WORK TO DO.
Render every line of the material below as a Markdown table with the columns Number and Record line, one row per line and blank lines omitted.

RECORD SET.
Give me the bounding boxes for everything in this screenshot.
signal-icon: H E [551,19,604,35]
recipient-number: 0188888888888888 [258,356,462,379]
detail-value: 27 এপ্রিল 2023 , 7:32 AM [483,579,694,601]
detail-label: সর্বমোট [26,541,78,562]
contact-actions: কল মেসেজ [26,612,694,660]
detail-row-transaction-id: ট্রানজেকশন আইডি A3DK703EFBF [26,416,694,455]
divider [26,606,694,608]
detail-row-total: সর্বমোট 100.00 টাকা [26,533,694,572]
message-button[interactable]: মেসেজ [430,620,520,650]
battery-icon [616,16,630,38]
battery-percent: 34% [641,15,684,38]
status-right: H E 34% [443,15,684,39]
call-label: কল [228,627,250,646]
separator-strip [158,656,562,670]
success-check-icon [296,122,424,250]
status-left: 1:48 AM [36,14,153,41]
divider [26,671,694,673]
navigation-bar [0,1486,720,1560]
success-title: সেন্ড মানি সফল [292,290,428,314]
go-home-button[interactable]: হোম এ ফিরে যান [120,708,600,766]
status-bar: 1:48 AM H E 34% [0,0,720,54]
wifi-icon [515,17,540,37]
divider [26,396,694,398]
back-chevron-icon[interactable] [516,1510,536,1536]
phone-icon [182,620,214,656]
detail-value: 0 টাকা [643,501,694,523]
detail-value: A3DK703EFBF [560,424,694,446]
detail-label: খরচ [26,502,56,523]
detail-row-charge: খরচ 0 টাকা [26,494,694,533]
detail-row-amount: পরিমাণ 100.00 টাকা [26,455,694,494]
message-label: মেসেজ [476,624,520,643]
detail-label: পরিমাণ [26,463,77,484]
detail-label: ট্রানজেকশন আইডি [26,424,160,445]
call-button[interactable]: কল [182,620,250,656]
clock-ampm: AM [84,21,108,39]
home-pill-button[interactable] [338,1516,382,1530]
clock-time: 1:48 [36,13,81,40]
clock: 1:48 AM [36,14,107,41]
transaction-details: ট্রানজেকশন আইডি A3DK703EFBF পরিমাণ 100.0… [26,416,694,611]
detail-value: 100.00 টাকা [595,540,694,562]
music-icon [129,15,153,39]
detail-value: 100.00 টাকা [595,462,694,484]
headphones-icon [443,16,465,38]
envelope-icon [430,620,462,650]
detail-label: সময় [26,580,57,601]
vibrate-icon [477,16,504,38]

WRITTEN RESPONSE.
| Number | Record line |
|---|---|
| 1 | Give me the bounding boxes for everything in this screenshot. |
| 2 | signal-icon: H E [551,19,604,35] |
| 3 | recipient-number: 0188888888888888 [258,356,462,379] |
| 4 | detail-value: 27 এপ্রিল 2023 , 7:32 AM [483,579,694,601] |
| 5 | detail-label: সর্বমোট [26,541,78,562] |
| 6 | contact-actions: কল মেসেজ [26,612,694,660] |
| 7 | detail-row-transaction-id: ট্রানজেকশন আইডি A3DK703EFBF [26,416,694,455] |
| 8 | divider [26,606,694,608] |
| 9 | detail-row-total: সর্বমোট 100.00 টাকা [26,533,694,572] |
| 10 | message-button[interactable]: মেসেজ [430,620,520,650] |
| 11 | battery-icon [616,16,630,38] |
| 12 | battery-percent: 34% [641,15,684,38] |
| 13 | status-right: H E 34% [443,15,684,39] |
| 14 | call-label: কল [228,627,250,646] |
| 15 | separator-strip [158,656,562,670] |
| 16 | success-check-icon [296,122,424,250] |
| 17 | status-left: 1:48 AM [36,14,153,41] |
| 18 | divider [26,671,694,673] |
| 19 | navigation-bar [0,1486,720,1560] |
| 20 | success-title: সেন্ড মানি সফল [292,290,428,314] |
| 21 | go-home-button[interactable]: হোম এ ফিরে যান [120,708,600,766] |
| 22 | status-bar: 1:48 AM H E 34% [0,0,720,54] |
| 23 | wifi-icon [515,17,540,37] |
| 24 | divider [26,396,694,398] |
| 25 | back-chevron-icon[interactable] [516,1510,536,1536] |
| 26 | phone-icon [182,620,214,656] |
| 27 | detail-value: 0 টাকা [643,501,694,523] |
| 28 | detail-value: A3DK703EFBF [560,424,694,446] |
| 29 | detail-label: খরচ [26,502,56,523] |
| 30 | detail-row-charge: খরচ 0 টাকা [26,494,694,533] |
| 31 | detail-row-amount: পরিমাণ 100.00 টাকা [26,455,694,494] |
| 32 | message-label: মেসেজ [476,624,520,643] |
| 33 | detail-label: পরিমাণ [26,463,77,484] |
| 34 | detail-label: ট্রানজেকশন আইডি [26,424,160,445] |
| 35 | call-button[interactable]: কল [182,620,250,656] |
| 36 | clock-ampm: AM [84,21,108,39] |
| 37 | home-pill-button[interactable] [338,1516,382,1530] |
| 38 | clock-time: 1:48 [36,13,81,40] |
| 39 | clock: 1:48 AM [36,14,107,41] |
| 40 | transaction-details: ট্রানজেকশন আইডি A3DK703EFBF পরিমাণ 100.0… [26,416,694,611] |
| 41 | detail-value: 100.00 টাকা [595,540,694,562] |
| 42 | music-icon [129,15,153,39] |
| 43 | detail-value: 100.00 টাকা [595,462,694,484] |
| 44 | headphones-icon [443,16,465,38] |
| 45 | envelope-icon [430,620,462,650] |
| 46 | detail-label: সময় [26,580,57,601] |
| 47 | vibrate-icon [477,16,504,38] |